■ **Quoted passage**
------------------------------------
Opinion
15-cv-02106-RS
08-29-2024
CONSUMER FINANCIAL PROTECTION BUREAU, Plaintiff, v. NATIONWIDE BIWEEKLY ADMINISTRATION, INC., et al., Defendants.
JUDGMENT AND PERMANENT INJUNCTION FOLLOWING REMAND
RICHARD SEEBORG, United States District Judge.
Plaintiff in this action is Consumer Financial Protection Bureau. Defendants are Nationwide Biweekly Administration, Inc. (“Nationwide”), its wholly-owned subsidiary Loan Payment Administration (“LPA”), and Daniel Lipsky, the founder, president, sole officer, and sole owner of Nationwide. LPA functions essentially as a second name under which Nationwide markets its services.
For the purposes of this judgment and permanent injunction, the following definitions apply:
1. “Clear and conspicuous” means
a. In textual communications (e.g., printed publications or words displayed on the screen of an electronic device), the disclosure must be of a type size and location sufficiently prominent for an ordinary consumer to read and comprehend it, in print that contrasts with the background on which it appears;
b. In communications disseminated orally or through audible means (e.g., radio or streaming audio), the disclosure must be delivered at a volume and cadence sufficient for an ordinary consumer to hear and comprehend it;
c. In communications disseminated through video means (e.g., television or streaming video), the disclosure must be in writing in a form consistent with subsection (a), and must appear on the screen for a duration sufficient for an ordinary consumer to read and comprehend it;
d. In communications made through interactive media such as the internet, online services, and software, the disclosure must be presented in a form consistent with subsection (a), and that cannot be bypassed;
e. In communications that contain both audio and visual portions, the disclosure must be presented simultaneously in both the audio and visual portions of the communication; and,
f. In all instances, the disclosure must be presented before the consumer incurs any financial obligation, in an understandable language and syntax, and with nothing contrary to, inconsistent with, or in mitigation of the disclosures used in any communication with the consumer.
2. “IM Program” means defendants' Interest Minimizer Program, or any other substantially-similar program, including any program that involves defendants transmitting or exchanging funds or otherwise acting as a custodian of funds or any financial instrument for use by or on behalf of a consumer.
3. “Promotional Materials” means all print advertisements (including direct-mail marketing letters, inserts, and envelopes), savings analysis templates and documents, online enrollment forms and contracts, defendants' websites (including defendants' audiovisual presentations and videos made available on any proprietary or third-party websites), digital or social media platforms, and any other promotional and marketing materials that consumers receive from defendants and that are used to promote, telemarket, advertise, sell, offer, or provide the IM Program.
4. “Scripts” means all telemarketing call scripts, talking points, question-and-answer documents, and any other guidance or aids used by defendants on telemarketing calls to promote, advertise, telemarket, sell, offer, or provide the IM Program to consumers.
Following a bench trial, pursuant to the Opinion and Order filed on September 8, 2017, upon due consideration of the parties' respective proposals as to the terms of injunctive relief, and pursuant to the Order Supplementing, Modifying, and Reaffirming Prior Findings of Fact and Conclusions of Law Following Remand, and Reaffirming Judgment filed August 28, 2024, judgment is entered in favor of plaintiff and against defendants as follows:
1. Pursuant to 12 U.S.C. § 5565(c)(1), a civil penalty in the amount of $7,930,000 is imposed against Nationwide, LPA, and Lipsky jointly and severally.
------------------------------------
■ **Dataset records**
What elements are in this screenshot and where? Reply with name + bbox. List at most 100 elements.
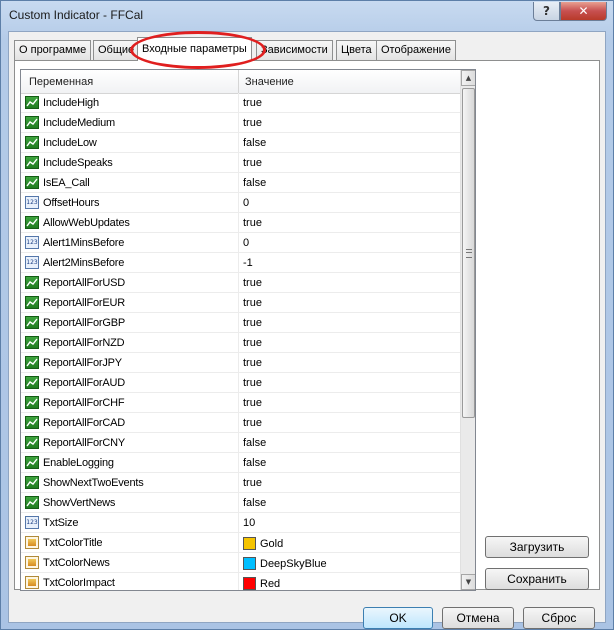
parameter-value[interactable]: true (243, 317, 262, 329)
parameter-value[interactable]: true (243, 477, 262, 489)
save-button[interactable]: Сохранить (485, 568, 589, 590)
parameter-name: ReportAllForUSD (43, 277, 125, 289)
parameter-value[interactable]: true (243, 377, 262, 389)
help-button[interactable]: ? (533, 2, 560, 21)
grid-row[interactable]: ReportAllForEUR true (21, 293, 460, 313)
parameter-value[interactable]: true (243, 337, 262, 349)
load-button[interactable]: Загрузить (485, 536, 589, 558)
cell-divider (238, 173, 239, 193)
vertical-scrollbar[interactable]: ▲ ▼ (460, 70, 475, 590)
parameter-value[interactable]: false (243, 177, 266, 189)
parameter-value[interactable]: true (243, 297, 262, 309)
parameter-value[interactable]: 0 (243, 237, 249, 249)
boolean-type-icon (25, 276, 39, 289)
cell-divider (238, 113, 239, 133)
grid-row[interactable]: 123 TxtSize 10 (21, 513, 460, 533)
grid-row[interactable]: ReportAllForGBP true (21, 313, 460, 333)
grid-row[interactable]: ReportAllForCAD true (21, 413, 460, 433)
parameter-value[interactable]: Red (243, 577, 280, 590)
parameter-value[interactable]: false (243, 137, 266, 149)
grid-row[interactable]: ReportAllForJPY true (21, 353, 460, 373)
parameter-name: ReportAllForCHF (43, 397, 125, 409)
parameter-value[interactable]: true (243, 277, 262, 289)
boolean-type-icon (25, 136, 39, 149)
parameter-value[interactable]: 10 (243, 517, 255, 529)
grid-row[interactable]: IncludeHigh true (21, 93, 460, 113)
scroll-up-arrow-icon[interactable]: ▲ (461, 70, 475, 86)
parameter-value[interactable]: false (243, 497, 266, 509)
grid-row[interactable]: AllowWebUpdates true (21, 213, 460, 233)
parameter-value-text: 0 (243, 197, 250, 209)
grid-row[interactable]: ReportAllForCHF true (21, 393, 460, 413)
close-button[interactable]: ✕ (560, 2, 607, 21)
parameter-name: ReportAllForNZD (43, 337, 125, 349)
boolean-type-icon (25, 456, 39, 469)
tab-common[interactable]: Общие (93, 40, 140, 60)
cell-divider (238, 273, 239, 293)
cell-divider (238, 413, 239, 433)
grid-row[interactable]: ShowVertNews false (21, 493, 460, 513)
grid-row[interactable]: 123 OffsetHours 0 (21, 193, 460, 213)
cell-divider (238, 513, 239, 533)
tab-display[interactable]: Отображение (376, 40, 456, 60)
scroll-down-arrow-icon[interactable]: ▼ (461, 574, 475, 590)
parameter-value[interactable]: true (243, 97, 262, 109)
grid-row[interactable]: TxtColorImpact Red (21, 573, 460, 590)
parameter-value-text: false (243, 437, 267, 449)
ok-button[interactable]: OK (363, 607, 433, 629)
grid-row[interactable]: IncludeLow false (21, 133, 460, 153)
grid-row[interactable]: IsEA_Call false (21, 173, 460, 193)
cell-divider (238, 393, 239, 413)
column-header-value[interactable]: Значение (245, 76, 294, 88)
scrollbar-thumb[interactable] (462, 88, 475, 418)
parameter-name: Alert1MinsBefore (43, 237, 125, 249)
tab-dependencies[interactable]: Зависимости (256, 40, 333, 60)
parameter-name: ReportAllForAUD (43, 377, 125, 389)
grid-row[interactable]: ReportAllForUSD true (21, 273, 460, 293)
grid-row[interactable]: 123 Alert2MinsBefore -1 (21, 253, 460, 273)
parameter-value[interactable]: true (243, 217, 262, 229)
color-swatch (243, 577, 256, 590)
parameter-name: TxtColorTitle (43, 537, 103, 549)
grid-row[interactable]: TxtColorNews DeepSkyBlue (21, 553, 460, 573)
tab-input-parameters[interactable]: Входные параметры (137, 37, 252, 61)
grid-row[interactable]: IncludeSpeaks true (21, 153, 460, 173)
parameter-value-text: true (243, 357, 262, 369)
tab-about[interactable]: О программе (14, 40, 92, 60)
parameter-name: TxtColorNews (43, 557, 110, 569)
parameter-name: IncludeLow (43, 137, 97, 149)
grid-row[interactable]: ShowNextTwoEvents true (21, 473, 460, 493)
column-header-variable[interactable]: Переменная (29, 76, 93, 88)
parameter-value[interactable]: true (243, 157, 262, 169)
parameter-value[interactable]: true (243, 417, 262, 429)
grid-row[interactable]: TxtColorTitle Gold (21, 533, 460, 553)
grid-row[interactable]: IncludeMedium true (21, 113, 460, 133)
title-bar[interactable]: Custom Indicator - FFCal ? ✕ (1, 1, 613, 31)
grid-row[interactable]: ReportAllForNZD true (21, 333, 460, 353)
parameters-grid[interactable]: Переменная Значение IncludeHigh true Inclu… (20, 69, 476, 591)
grid-rows: IncludeHigh true IncludeMedium true IncludeL… (21, 93, 460, 590)
reset-button[interactable]: Сброс (523, 607, 595, 629)
parameter-value-text: true (243, 317, 262, 329)
cell-divider (238, 253, 239, 273)
parameter-value[interactable]: false (243, 457, 266, 469)
column-divider[interactable] (238, 70, 239, 93)
parameter-value[interactable]: DeepSkyBlue (243, 557, 327, 570)
parameter-value[interactable]: true (243, 357, 262, 369)
cell-divider (238, 453, 239, 473)
parameter-value[interactable]: true (243, 397, 262, 409)
grid-row[interactable]: 123 Alert1MinsBefore 0 (21, 233, 460, 253)
grid-row[interactable]: ReportAllForAUD true (21, 373, 460, 393)
cancel-button[interactable]: Отмена (442, 607, 514, 629)
color-type-icon (25, 576, 39, 589)
tab-colors[interactable]: Цвета (336, 40, 377, 60)
parameter-value[interactable]: true (243, 117, 262, 129)
parameter-value[interactable]: -1 (243, 257, 253, 269)
parameter-value[interactable]: false (243, 437, 266, 449)
cell-divider (238, 213, 239, 233)
close-icon: ✕ (578, 4, 589, 18)
parameter-value[interactable]: Gold (243, 537, 283, 550)
grid-row[interactable]: ReportAllForCNY false (21, 433, 460, 453)
grid-row[interactable]: EnableLogging false (21, 453, 460, 473)
parameter-value[interactable]: 0 (243, 197, 249, 209)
------------------------------------
■ **What this exercise asks**
(a) According to the court judgment, what civil penalty is imposed against Nationwide, LPA, and Lipsky?
(b) From the entries, print the part that opens with the line containing "parameter-value[interactable]: true (243, 317, 262, 329)" and closes with the line containing "parameter-name: ReportAllForCHF (43, 397, 125, 409)". Reproduce each of those lines verbatim.

■ **Answers to each task**
(a) A civil penalty of $7,930,000, imposed jointly and severally.

(b)
parameter-value[interactable]: true (243, 317, 262, 329)
parameter-value[interactable]: true (243, 477, 262, 489)
save-button[interactable]: Сохранить (485, 568, 589, 590)
parameter-name: ReportAllForUSD (43, 277, 125, 289)
parameter-value[interactable]: true (243, 377, 262, 389)
help-button[interactable]: ? (533, 2, 560, 21)
grid-row[interactable]: ReportAllForEUR true (21, 293, 460, 313)
parameter-value[interactable]: true (243, 337, 262, 349)
load-button[interactable]: Загрузить (485, 536, 589, 558)
cell-divider (238, 173, 239, 193)
vertical-scrollbar[interactable]: ▲ ▼ (460, 70, 475, 590)
parameter-value[interactable]: false (243, 177, 266, 189)
parameter-value[interactable]: true (243, 297, 262, 309)
parameter-value[interactable]: 0 (243, 237, 249, 249)
boolean-type-icon (25, 276, 39, 289)
cell-divider (238, 113, 239, 133)
grid-row[interactable]: 123 TxtSize 10 (21, 513, 460, 533)
grid-row[interactable]: ReportAllForGBP true (21, 313, 460, 333)
grid-row[interactable]: ReportAllForCAD true (21, 413, 460, 433)
parameter-value[interactable]: Red (243, 577, 280, 590)
parameter-value[interactable]: false (243, 137, 266, 149)
grid-row[interactable]: ReportAllForJPY true (21, 353, 460, 373)
parameter-name: ReportAllForCHF (43, 397, 125, 409)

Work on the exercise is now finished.